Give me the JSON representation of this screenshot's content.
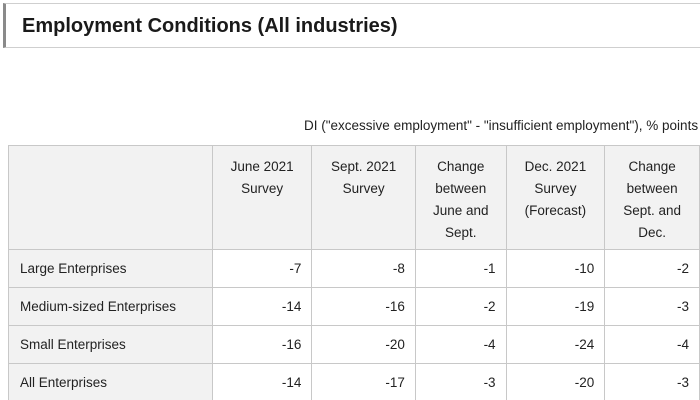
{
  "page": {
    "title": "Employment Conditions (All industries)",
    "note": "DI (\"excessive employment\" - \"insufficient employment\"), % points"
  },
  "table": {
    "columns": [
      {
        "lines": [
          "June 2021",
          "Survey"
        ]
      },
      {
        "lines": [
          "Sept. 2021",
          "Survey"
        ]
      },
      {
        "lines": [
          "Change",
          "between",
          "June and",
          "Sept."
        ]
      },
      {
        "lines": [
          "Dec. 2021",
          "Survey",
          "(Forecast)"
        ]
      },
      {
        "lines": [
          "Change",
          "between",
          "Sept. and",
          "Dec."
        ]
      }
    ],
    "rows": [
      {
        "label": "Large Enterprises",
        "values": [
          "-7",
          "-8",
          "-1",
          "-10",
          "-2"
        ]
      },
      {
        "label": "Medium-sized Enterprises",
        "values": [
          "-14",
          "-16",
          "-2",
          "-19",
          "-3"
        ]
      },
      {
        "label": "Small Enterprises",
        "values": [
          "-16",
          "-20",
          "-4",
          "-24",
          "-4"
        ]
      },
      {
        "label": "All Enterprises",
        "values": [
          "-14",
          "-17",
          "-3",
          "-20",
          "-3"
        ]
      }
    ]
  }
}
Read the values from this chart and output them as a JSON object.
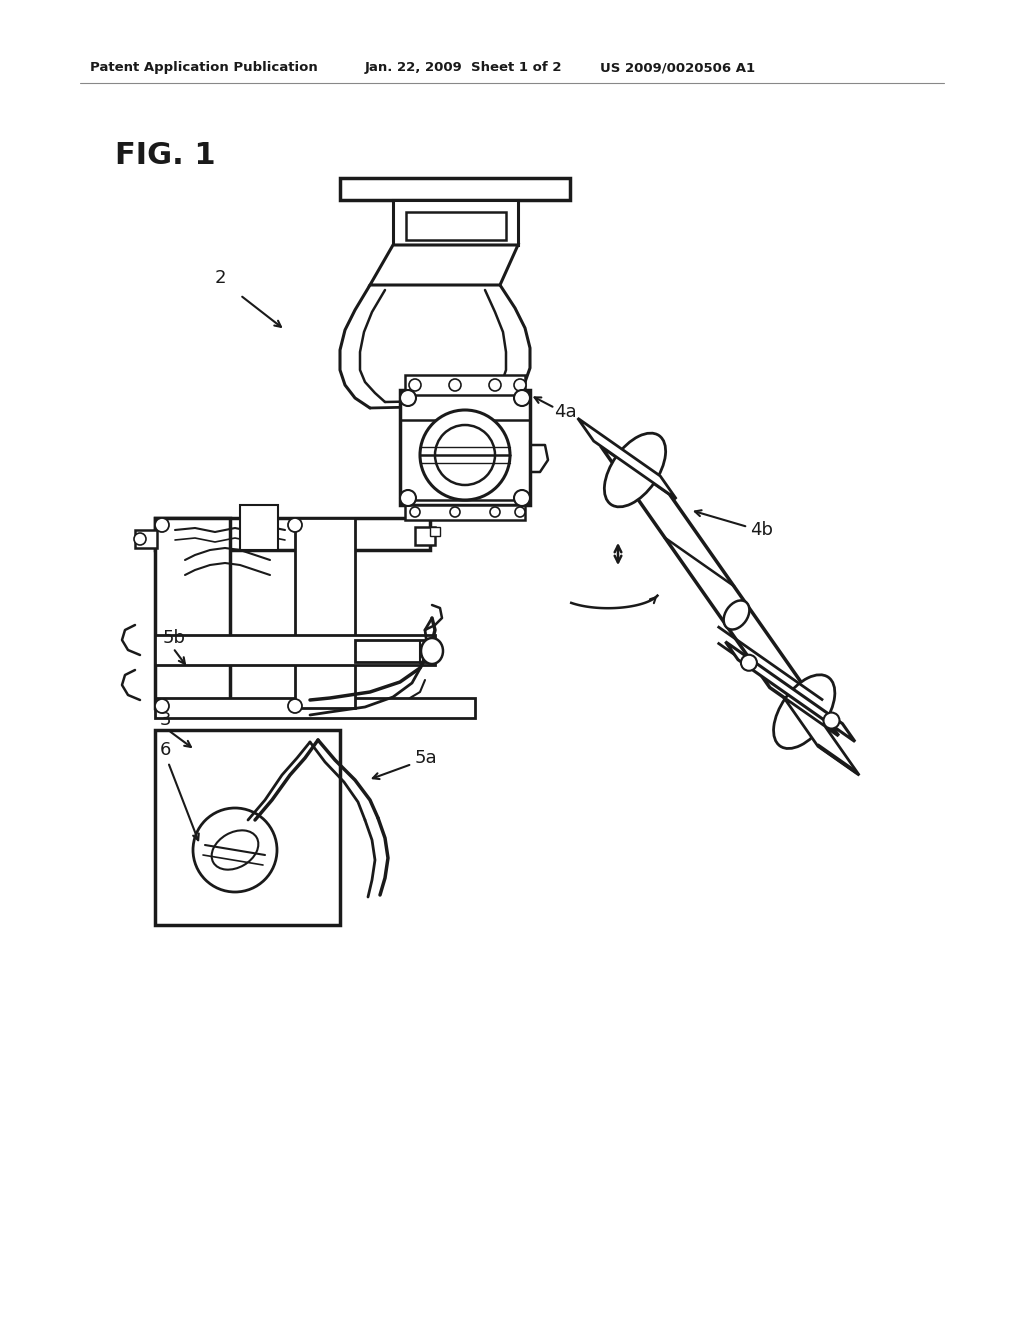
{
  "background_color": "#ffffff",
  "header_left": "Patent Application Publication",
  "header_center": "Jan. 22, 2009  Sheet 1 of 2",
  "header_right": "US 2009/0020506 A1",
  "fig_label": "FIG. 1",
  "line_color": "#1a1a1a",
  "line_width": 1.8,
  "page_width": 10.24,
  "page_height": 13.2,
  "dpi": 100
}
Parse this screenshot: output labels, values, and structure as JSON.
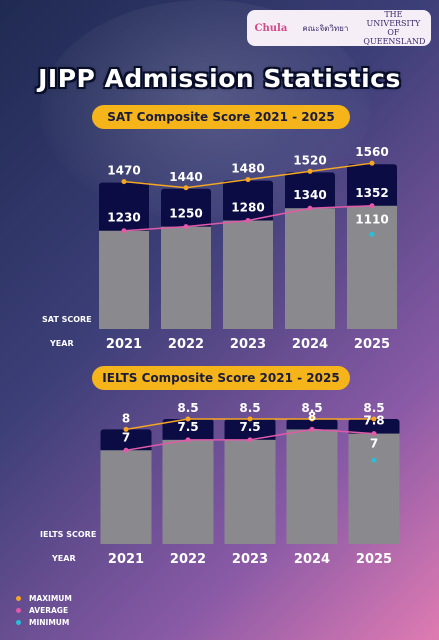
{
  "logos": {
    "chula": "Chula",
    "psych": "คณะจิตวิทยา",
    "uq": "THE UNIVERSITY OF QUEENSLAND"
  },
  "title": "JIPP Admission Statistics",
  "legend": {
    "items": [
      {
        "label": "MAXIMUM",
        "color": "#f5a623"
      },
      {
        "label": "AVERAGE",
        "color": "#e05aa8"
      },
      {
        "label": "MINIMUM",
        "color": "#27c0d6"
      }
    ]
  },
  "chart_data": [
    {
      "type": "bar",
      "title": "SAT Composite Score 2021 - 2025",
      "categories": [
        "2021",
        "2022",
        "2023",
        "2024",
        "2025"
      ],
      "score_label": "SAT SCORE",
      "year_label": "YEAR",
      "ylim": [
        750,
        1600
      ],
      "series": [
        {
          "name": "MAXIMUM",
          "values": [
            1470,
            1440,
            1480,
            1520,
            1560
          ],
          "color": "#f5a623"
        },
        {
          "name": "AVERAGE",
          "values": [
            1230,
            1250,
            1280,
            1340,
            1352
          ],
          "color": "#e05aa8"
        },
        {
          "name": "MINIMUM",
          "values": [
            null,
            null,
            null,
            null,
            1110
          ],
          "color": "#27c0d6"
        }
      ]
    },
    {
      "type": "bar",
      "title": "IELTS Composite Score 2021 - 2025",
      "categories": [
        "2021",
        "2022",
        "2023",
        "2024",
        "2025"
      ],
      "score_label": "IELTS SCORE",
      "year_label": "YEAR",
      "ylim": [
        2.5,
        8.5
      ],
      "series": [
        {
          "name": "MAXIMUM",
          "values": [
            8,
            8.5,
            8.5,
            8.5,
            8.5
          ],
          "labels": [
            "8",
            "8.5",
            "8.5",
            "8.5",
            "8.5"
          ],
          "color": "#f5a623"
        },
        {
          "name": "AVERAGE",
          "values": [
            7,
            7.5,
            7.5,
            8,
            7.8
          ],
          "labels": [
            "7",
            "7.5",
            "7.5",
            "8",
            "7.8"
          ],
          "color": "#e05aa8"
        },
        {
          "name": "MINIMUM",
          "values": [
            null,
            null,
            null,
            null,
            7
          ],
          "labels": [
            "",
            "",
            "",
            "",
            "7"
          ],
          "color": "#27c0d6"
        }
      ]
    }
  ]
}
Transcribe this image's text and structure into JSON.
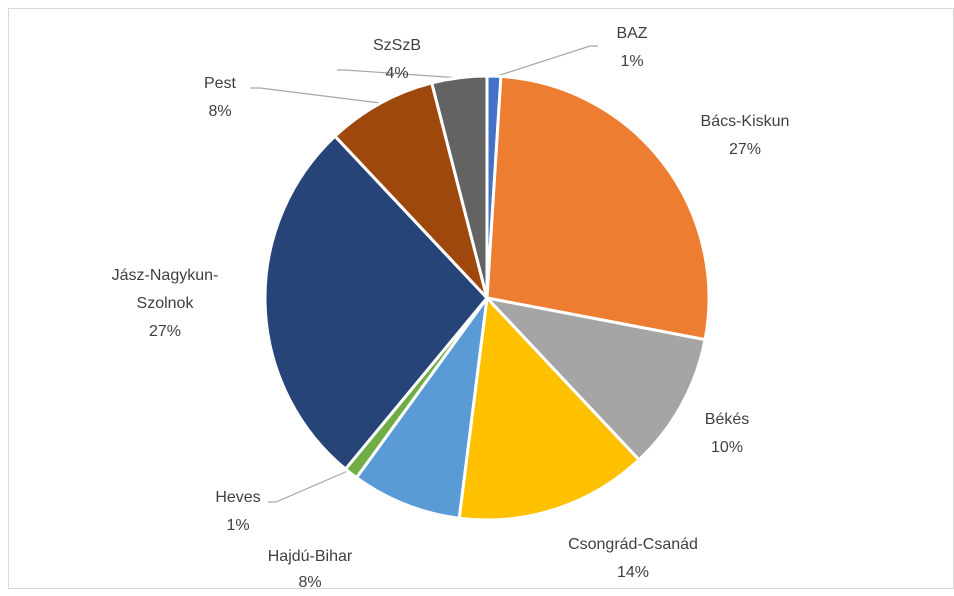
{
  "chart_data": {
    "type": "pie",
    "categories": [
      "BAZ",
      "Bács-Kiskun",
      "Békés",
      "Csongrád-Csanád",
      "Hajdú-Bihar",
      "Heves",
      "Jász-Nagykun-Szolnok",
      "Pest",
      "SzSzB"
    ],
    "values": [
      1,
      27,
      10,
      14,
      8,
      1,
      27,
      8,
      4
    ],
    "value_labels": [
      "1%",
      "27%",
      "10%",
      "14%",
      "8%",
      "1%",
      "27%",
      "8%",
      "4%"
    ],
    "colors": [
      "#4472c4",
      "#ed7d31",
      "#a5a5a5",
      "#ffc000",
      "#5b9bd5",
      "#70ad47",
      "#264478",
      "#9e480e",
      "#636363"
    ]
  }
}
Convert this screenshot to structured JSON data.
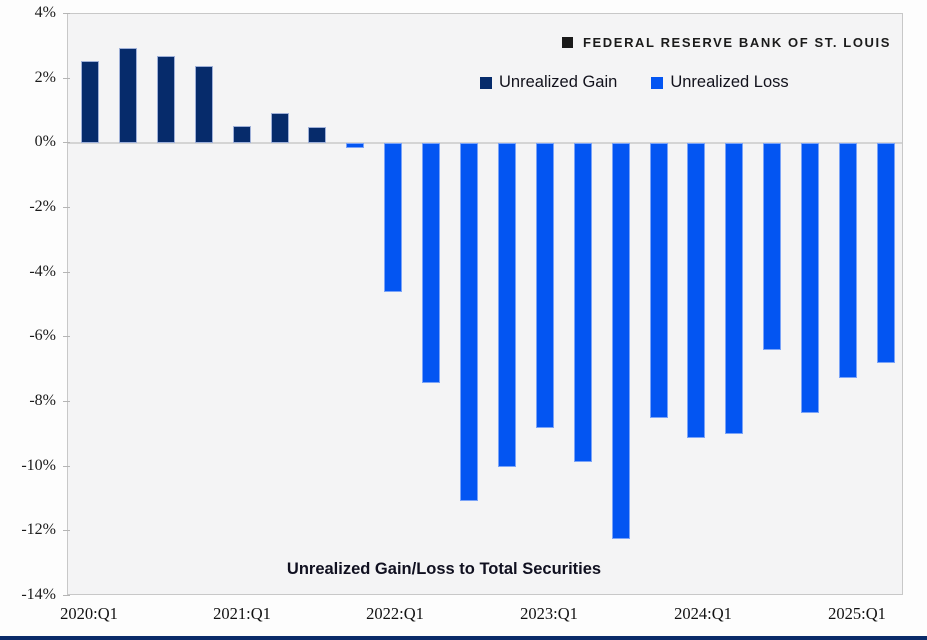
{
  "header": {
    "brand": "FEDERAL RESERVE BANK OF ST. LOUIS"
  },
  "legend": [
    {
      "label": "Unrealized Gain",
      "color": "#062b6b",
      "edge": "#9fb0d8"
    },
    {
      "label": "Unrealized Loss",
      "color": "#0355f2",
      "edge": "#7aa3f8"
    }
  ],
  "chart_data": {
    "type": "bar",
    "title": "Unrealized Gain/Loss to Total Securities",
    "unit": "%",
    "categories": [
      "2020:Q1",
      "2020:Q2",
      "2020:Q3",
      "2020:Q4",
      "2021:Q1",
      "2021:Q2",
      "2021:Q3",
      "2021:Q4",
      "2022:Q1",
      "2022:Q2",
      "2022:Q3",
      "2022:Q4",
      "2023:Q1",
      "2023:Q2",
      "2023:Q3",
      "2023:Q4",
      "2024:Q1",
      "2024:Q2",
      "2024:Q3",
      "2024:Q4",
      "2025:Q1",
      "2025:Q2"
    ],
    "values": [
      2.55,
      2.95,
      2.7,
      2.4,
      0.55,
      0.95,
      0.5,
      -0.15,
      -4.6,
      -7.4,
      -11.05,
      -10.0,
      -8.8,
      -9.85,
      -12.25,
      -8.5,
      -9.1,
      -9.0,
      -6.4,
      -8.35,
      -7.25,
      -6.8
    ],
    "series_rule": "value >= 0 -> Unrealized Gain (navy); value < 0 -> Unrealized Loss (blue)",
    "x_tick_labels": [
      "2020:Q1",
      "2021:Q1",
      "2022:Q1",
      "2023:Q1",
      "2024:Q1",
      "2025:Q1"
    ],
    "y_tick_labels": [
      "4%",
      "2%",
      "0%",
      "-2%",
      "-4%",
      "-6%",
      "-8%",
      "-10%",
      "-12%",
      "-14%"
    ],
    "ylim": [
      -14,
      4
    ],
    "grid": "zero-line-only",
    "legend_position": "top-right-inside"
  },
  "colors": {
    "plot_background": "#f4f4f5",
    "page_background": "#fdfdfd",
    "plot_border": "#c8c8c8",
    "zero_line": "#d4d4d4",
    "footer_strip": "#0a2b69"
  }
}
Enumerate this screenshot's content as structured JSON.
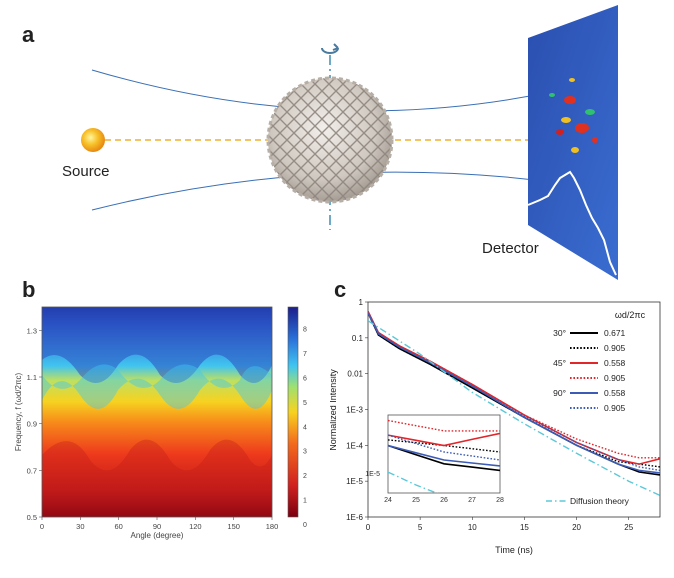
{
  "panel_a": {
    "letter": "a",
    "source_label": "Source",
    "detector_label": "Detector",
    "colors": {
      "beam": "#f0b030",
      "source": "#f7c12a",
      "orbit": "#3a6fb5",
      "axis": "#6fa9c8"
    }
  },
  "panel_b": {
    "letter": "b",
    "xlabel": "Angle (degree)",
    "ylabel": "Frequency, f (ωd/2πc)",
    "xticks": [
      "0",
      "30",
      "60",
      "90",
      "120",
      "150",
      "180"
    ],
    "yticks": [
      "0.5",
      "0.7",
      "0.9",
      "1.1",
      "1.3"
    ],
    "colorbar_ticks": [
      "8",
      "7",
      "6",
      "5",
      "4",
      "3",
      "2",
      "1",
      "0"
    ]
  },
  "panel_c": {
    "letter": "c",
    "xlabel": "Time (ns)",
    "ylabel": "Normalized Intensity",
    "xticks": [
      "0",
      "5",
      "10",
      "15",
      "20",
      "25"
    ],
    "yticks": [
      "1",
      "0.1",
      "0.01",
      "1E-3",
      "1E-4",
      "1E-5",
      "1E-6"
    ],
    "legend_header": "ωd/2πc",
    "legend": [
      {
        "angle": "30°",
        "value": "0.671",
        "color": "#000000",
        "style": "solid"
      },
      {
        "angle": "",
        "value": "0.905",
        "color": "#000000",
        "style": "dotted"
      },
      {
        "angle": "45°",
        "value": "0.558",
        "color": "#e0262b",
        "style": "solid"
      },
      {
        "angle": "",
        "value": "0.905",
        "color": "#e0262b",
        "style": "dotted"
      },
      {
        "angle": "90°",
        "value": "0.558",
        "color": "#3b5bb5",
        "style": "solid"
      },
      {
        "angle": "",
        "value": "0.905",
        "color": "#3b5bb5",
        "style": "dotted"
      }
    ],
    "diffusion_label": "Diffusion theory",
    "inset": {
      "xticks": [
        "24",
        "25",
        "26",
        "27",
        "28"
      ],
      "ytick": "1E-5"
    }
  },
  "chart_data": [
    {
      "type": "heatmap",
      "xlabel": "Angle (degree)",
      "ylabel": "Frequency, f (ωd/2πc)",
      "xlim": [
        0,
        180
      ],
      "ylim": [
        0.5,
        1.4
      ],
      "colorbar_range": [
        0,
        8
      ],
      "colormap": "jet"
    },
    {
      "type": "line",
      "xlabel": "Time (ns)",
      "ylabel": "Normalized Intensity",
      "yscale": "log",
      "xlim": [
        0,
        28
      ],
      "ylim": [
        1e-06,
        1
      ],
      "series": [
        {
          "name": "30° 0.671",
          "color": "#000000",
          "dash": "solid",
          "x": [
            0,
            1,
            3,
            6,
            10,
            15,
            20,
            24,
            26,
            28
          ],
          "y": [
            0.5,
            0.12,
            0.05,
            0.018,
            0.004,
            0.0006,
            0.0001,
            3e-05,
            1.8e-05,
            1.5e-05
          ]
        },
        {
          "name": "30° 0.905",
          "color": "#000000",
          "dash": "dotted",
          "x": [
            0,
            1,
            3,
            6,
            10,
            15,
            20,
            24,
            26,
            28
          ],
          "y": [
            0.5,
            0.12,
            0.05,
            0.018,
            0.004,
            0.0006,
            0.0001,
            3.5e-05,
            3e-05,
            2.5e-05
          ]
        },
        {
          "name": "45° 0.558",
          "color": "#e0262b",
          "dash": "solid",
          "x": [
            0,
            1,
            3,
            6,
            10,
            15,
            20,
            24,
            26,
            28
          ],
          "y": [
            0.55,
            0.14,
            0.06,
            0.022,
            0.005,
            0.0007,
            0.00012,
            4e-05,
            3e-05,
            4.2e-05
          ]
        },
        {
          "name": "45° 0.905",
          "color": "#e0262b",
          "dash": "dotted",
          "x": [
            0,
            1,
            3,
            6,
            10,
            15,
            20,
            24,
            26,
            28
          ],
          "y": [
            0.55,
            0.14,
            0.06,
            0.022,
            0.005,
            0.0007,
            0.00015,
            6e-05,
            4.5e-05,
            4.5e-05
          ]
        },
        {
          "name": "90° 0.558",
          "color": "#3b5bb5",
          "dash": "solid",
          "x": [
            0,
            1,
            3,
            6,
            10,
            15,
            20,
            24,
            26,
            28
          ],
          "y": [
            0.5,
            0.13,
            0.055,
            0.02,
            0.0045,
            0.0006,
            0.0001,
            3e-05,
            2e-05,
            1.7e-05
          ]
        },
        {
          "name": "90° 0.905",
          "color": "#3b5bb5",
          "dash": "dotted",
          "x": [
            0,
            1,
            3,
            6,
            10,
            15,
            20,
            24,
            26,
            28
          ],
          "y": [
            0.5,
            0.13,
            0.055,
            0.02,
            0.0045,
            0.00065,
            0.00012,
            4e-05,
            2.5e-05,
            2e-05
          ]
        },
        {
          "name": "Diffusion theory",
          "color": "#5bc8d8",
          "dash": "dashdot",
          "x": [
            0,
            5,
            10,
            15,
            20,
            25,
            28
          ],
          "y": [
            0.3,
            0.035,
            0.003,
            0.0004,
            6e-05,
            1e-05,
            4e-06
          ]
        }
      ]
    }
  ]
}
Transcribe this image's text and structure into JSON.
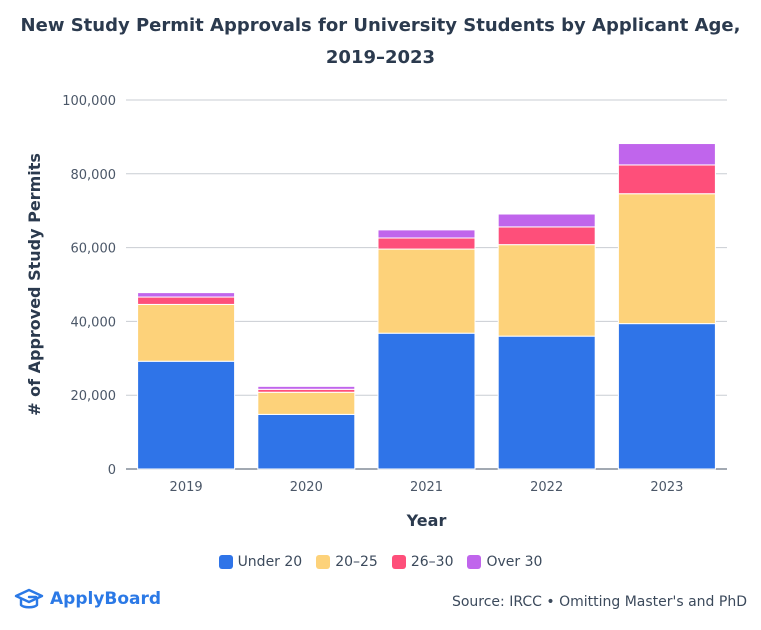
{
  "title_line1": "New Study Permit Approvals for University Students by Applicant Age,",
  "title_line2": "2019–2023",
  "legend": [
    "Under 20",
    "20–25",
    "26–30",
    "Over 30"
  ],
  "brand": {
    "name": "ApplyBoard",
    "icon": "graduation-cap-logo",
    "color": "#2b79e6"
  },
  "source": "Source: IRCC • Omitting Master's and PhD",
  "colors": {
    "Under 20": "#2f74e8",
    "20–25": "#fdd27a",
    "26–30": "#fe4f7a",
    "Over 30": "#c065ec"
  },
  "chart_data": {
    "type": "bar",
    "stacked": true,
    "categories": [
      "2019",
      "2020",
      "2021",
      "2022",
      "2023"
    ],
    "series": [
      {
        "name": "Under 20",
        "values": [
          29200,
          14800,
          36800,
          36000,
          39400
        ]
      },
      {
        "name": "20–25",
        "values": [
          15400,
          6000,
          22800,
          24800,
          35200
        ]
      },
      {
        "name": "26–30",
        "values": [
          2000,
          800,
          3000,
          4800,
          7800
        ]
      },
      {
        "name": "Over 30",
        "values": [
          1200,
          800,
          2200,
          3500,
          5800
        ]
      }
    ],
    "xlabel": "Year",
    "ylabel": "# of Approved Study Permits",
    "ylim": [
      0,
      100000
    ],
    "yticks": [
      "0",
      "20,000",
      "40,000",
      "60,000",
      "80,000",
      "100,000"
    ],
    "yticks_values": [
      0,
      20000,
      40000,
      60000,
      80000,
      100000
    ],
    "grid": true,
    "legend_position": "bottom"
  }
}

━━━

### [Short problem]
What is the number of lines in the listing that contain the string "type"? Reply with that number alone.

### [Response]
7